- _WHAT YOU ARE ASKED TO DO_:
Reproduce every record below exactly as it appears.
☆ ☆ ☆
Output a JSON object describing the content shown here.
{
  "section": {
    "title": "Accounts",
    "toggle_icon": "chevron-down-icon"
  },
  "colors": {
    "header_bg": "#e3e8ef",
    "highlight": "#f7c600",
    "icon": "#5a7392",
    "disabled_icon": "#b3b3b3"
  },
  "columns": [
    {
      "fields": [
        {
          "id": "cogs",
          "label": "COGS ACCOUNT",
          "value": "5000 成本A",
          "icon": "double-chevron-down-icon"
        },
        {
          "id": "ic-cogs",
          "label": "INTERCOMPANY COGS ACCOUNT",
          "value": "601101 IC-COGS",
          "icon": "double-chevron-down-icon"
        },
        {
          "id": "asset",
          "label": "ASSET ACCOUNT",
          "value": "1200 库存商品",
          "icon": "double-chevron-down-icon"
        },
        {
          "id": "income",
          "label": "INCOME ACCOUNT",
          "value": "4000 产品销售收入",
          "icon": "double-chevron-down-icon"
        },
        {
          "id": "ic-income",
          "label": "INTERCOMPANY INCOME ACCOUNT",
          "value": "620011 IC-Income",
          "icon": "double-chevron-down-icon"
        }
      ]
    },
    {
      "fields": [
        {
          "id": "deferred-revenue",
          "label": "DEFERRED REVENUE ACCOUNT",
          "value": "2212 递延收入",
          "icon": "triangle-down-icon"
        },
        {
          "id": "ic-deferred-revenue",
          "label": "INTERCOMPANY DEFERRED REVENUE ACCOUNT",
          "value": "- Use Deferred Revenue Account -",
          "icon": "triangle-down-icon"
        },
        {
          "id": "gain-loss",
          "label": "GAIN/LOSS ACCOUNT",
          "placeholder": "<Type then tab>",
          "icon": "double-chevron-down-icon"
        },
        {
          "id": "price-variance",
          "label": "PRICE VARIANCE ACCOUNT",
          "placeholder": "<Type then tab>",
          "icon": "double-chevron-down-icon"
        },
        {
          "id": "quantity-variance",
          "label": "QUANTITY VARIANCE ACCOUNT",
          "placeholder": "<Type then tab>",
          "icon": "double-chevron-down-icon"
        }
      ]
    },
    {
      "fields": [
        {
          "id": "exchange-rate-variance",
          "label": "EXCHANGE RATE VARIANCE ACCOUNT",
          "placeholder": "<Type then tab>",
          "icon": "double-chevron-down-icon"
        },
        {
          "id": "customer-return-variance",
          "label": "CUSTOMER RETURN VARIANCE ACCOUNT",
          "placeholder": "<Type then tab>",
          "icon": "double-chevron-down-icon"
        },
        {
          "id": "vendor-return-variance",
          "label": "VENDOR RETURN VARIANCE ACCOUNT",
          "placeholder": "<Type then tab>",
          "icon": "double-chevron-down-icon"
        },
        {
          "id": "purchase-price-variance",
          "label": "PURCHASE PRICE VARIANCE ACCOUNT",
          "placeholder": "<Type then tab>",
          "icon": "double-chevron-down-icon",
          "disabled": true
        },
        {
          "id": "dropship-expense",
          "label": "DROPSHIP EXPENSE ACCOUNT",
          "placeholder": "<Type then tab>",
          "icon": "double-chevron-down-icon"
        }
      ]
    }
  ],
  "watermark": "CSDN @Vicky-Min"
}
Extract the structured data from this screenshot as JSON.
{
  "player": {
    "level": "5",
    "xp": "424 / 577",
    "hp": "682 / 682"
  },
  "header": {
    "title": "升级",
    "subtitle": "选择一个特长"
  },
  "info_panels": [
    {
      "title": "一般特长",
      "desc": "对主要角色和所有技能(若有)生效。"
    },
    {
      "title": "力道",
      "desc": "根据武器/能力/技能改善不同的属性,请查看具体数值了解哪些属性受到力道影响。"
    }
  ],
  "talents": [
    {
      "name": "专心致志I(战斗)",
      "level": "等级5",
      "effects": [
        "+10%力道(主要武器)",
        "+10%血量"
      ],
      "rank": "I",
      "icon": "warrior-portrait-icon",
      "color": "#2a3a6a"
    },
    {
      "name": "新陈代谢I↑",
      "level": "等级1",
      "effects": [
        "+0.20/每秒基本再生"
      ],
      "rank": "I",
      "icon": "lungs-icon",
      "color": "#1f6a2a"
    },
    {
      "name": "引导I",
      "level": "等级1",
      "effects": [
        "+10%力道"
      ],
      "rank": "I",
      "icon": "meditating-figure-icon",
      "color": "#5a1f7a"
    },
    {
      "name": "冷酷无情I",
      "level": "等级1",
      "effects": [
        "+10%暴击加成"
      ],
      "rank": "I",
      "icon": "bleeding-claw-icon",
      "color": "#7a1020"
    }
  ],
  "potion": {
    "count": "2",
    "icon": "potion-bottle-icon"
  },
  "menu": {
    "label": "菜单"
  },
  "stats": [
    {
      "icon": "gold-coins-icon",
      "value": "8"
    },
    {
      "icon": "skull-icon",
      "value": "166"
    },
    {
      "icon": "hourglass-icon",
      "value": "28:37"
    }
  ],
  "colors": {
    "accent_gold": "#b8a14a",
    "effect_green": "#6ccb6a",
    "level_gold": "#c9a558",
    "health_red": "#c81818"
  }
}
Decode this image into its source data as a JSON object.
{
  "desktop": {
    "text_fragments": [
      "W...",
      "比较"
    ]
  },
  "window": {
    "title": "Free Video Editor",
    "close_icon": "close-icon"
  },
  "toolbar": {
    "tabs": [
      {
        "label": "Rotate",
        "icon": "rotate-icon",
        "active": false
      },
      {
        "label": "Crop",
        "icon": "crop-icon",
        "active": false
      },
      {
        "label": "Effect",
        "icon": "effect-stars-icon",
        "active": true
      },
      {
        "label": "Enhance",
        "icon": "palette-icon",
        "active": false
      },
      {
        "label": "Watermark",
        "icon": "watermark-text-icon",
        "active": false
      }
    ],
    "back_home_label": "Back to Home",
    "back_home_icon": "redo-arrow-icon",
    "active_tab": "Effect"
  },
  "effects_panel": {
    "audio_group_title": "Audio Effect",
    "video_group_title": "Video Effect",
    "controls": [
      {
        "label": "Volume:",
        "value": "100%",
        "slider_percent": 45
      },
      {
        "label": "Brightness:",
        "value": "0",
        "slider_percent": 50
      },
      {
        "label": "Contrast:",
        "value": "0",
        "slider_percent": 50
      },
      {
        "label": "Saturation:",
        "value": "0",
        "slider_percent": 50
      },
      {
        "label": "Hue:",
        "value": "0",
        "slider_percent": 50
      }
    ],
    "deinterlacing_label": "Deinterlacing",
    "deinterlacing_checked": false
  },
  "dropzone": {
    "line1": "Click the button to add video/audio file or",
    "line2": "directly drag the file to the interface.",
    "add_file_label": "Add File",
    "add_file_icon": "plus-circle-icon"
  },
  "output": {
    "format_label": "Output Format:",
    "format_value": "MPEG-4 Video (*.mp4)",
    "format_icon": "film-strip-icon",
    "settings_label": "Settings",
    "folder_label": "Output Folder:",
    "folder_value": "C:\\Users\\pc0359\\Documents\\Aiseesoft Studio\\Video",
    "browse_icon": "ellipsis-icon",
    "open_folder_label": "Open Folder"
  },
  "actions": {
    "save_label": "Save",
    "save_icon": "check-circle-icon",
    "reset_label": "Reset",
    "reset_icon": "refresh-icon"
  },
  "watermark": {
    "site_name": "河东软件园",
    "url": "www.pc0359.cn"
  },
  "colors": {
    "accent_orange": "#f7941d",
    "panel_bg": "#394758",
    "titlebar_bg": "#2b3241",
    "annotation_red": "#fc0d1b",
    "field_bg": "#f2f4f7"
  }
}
☆ ☆ ☆
- _ANSWER TO THIS EXERCISE_:
Output a JSON object describing the content shown here.
{
  "section": {
    "title": "Accounts",
    "toggle_icon": "chevron-down-icon"
  },
  "colors": {
    "header_bg": "#e3e8ef",
    "highlight": "#f7c600",
    "icon": "#5a7392",
    "disabled_icon": "#b3b3b3"
  },
  "columns": [
    {
      "fields": [
        {
          "id": "cogs",
          "label": "COGS ACCOUNT",
          "value": "5000 成本A",
          "icon": "double-chevron-down-icon"
        },
        {
          "id": "ic-cogs",
          "label": "INTERCOMPANY COGS ACCOUNT",
          "value": "601101 IC-COGS",
          "icon": "double-chevron-down-icon"
        },
        {
          "id": "asset",
          "label": "ASSET ACCOUNT",
          "value": "1200 库存商品",
          "icon": "double-chevron-down-icon"
        },
        {
          "id": "income",
          "label": "INCOME ACCOUNT",
          "value": "4000 产品销售收入",
          "icon": "double-chevron-down-icon"
        },
        {
          "id": "ic-income",
          "label": "INTERCOMPANY INCOME ACCOUNT",
          "value": "620011 IC-Income",
          "icon": "double-chevron-down-icon"
        }
      ]
    },
    {
      "fields": [
        {
          "id": "deferred-revenue",
          "label": "DEFERRED REVENUE ACCOUNT",
          "value": "2212 递延收入",
          "icon": "triangle-down-icon"
        },
        {
          "id": "ic-deferred-revenue",
          "label": "INTERCOMPANY DEFERRED REVENUE ACCOUNT",
          "value": "- Use Deferred Revenue Account -",
          "icon": "triangle-down-icon"
        },
        {
          "id": "gain-loss",
          "label": "GAIN/LOSS ACCOUNT",
          "placeholder": "<Type then tab>",
          "icon": "double-chevron-down-icon"
        },
        {
          "id": "price-variance",
          "label": "PRICE VARIANCE ACCOUNT",
          "placeholder": "<Type then tab>",
          "icon": "double-chevron-down-icon"
        },
        {
          "id": "quantity-variance",
          "label": "QUANTITY VARIANCE ACCOUNT",
          "placeholder": "<Type then tab>",
          "icon": "double-chevron-down-icon"
        }
      ]
    },
    {
      "fields": [
        {
          "id": "exchange-rate-variance",
          "label": "EXCHANGE RATE VARIANCE ACCOUNT",
          "placeholder": "<Type then tab>",
          "icon": "double-chevron-down-icon"
        },
        {
          "id": "customer-return-variance",
          "label": "CUSTOMER RETURN VARIANCE ACCOUNT",
          "placeholder": "<Type then tab>",
          "icon": "double-chevron-down-icon"
        },
        {
          "id": "vendor-return-variance",
          "label": "VENDOR RETURN VARIANCE ACCOUNT",
          "placeholder": "<Type then tab>",
          "icon": "double-chevron-down-icon"
        },
        {
          "id": "purchase-price-variance",
          "label": "PURCHASE PRICE VARIANCE ACCOUNT",
          "placeholder": "<Type then tab>",
          "icon": "double-chevron-down-icon",
          "disabled": true
        },
        {
          "id": "dropship-expense",
          "label": "DROPSHIP EXPENSE ACCOUNT",
          "placeholder": "<Type then tab>",
          "icon": "double-chevron-down-icon"
        }
      ]
    }
  ],
  "watermark": "CSDN @Vicky-Min"
}
Extract the structured data from this screenshot as JSON.
{
  "player": {
    "level": "5",
    "xp": "424 / 577",
    "hp": "682 / 682"
  },
  "header": {
    "title": "升级",
    "subtitle": "选择一个特长"
  },
  "info_panels": [
    {
      "title": "一般特长",
      "desc": "对主要角色和所有技能(若有)生效。"
    },
    {
      "title": "力道",
      "desc": "根据武器/能力/技能改善不同的属性,请查看具体数值了解哪些属性受到力道影响。"
    }
  ],
  "talents": [
    {
      "name": "专心致志I(战斗)",
      "level": "等级5",
      "effects": [
        "+10%力道(主要武器)",
        "+10%血量"
      ],
      "rank": "I",
      "icon": "warrior-portrait-icon",
      "color": "#2a3a6a"
    },
    {
      "name": "新陈代谢I↑",
      "level": "等级1",
      "effects": [
        "+0.20/每秒基本再生"
      ],
      "rank": "I",
      "icon": "lungs-icon",
      "color": "#1f6a2a"
    },
    {
      "name": "引导I",
      "level": "等级1",
      "effects": [
        "+10%力道"
      ],
      "rank": "I",
      "icon": "meditating-figure-icon",
      "color": "#5a1f7a"
    },
    {
      "name": "冷酷无情I",
      "level": "等级1",
      "effects": [
        "+10%暴击加成"
      ],
      "rank": "I",
      "icon": "bleeding-claw-icon",
      "color": "#7a1020"
    }
  ],
  "potion": {
    "count": "2",
    "icon": "potion-bottle-icon"
  },
  "menu": {
    "label": "菜单"
  },
  "stats": [
    {
      "icon": "gold-coins-icon",
      "value": "8"
    },
    {
      "icon": "skull-icon",
      "value": "166"
    },
    {
      "icon": "hourglass-icon",
      "value": "28:37"
    }
  ],
  "colors": {
    "accent_gold": "#b8a14a",
    "effect_green": "#6ccb6a",
    "level_gold": "#c9a558",
    "health_red": "#c81818"
  }
}
Decode this image into its source data as a JSON object.
{
  "desktop": {
    "text_fragments": [
      "W...",
      "比较"
    ]
  },
  "window": {
    "title": "Free Video Editor",
    "close_icon": "close-icon"
  },
  "toolbar": {
    "tabs": [
      {
        "label": "Rotate",
        "icon": "rotate-icon",
        "active": false
      },
      {
        "label": "Crop",
        "icon": "crop-icon",
        "active": false
      },
      {
        "label": "Effect",
        "icon": "effect-stars-icon",
        "active": true
      },
      {
        "label": "Enhance",
        "icon": "palette-icon",
        "active": false
      },
      {
        "label": "Watermark",
        "icon": "watermark-text-icon",
        "active": false
      }
    ],
    "back_home_label": "Back to Home",
    "back_home_icon": "redo-arrow-icon",
    "active_tab": "Effect"
  },
  "effects_panel": {
    "audio_group_title": "Audio Effect",
    "video_group_title": "Video Effect",
    "controls": [
      {
        "label": "Volume:",
        "value": "100%",
        "slider_percent": 45
      },
      {
        "label": "Brightness:",
        "value": "0",
        "slider_percent": 50
      },
      {
        "label": "Contrast:",
        "value": "0",
        "slider_percent": 50
      },
      {
        "label": "Saturation:",
        "value": "0",
        "slider_percent": 50
      },
      {
        "label": "Hue:",
        "value": "0",
        "slider_percent": 50
      }
    ],
    "deinterlacing_label": "Deinterlacing",
    "deinterlacing_checked": false
  },
  "dropzone": {
    "line1": "Click the button to add video/audio file or",
    "line2": "directly drag the file to the interface.",
    "add_file_label": "Add File",
    "add_file_icon": "plus-circle-icon"
  },
  "output": {
    "format_label": "Output Format:",
    "format_value": "MPEG-4 Video (*.mp4)",
    "format_icon": "film-strip-icon",
    "settings_label": "Settings",
    "folder_label": "Output Folder:",
    "folder_value": "C:\\Users\\pc0359\\Documents\\Aiseesoft Studio\\Video",
    "browse_icon": "ellipsis-icon",
    "open_folder_label": "Open Folder"
  },
  "actions": {
    "save_label": "Save",
    "save_icon": "check-circle-icon",
    "reset_label": "Reset",
    "reset_icon": "refresh-icon"
  },
  "watermark": {
    "site_name": "河东软件园",
    "url": "www.pc0359.cn"
  },
  "colors": {
    "accent_orange": "#f7941d",
    "panel_bg": "#394758",
    "titlebar_bg": "#2b3241",
    "annotation_red": "#fc0d1b",
    "field_bg": "#f2f4f7"
  }
}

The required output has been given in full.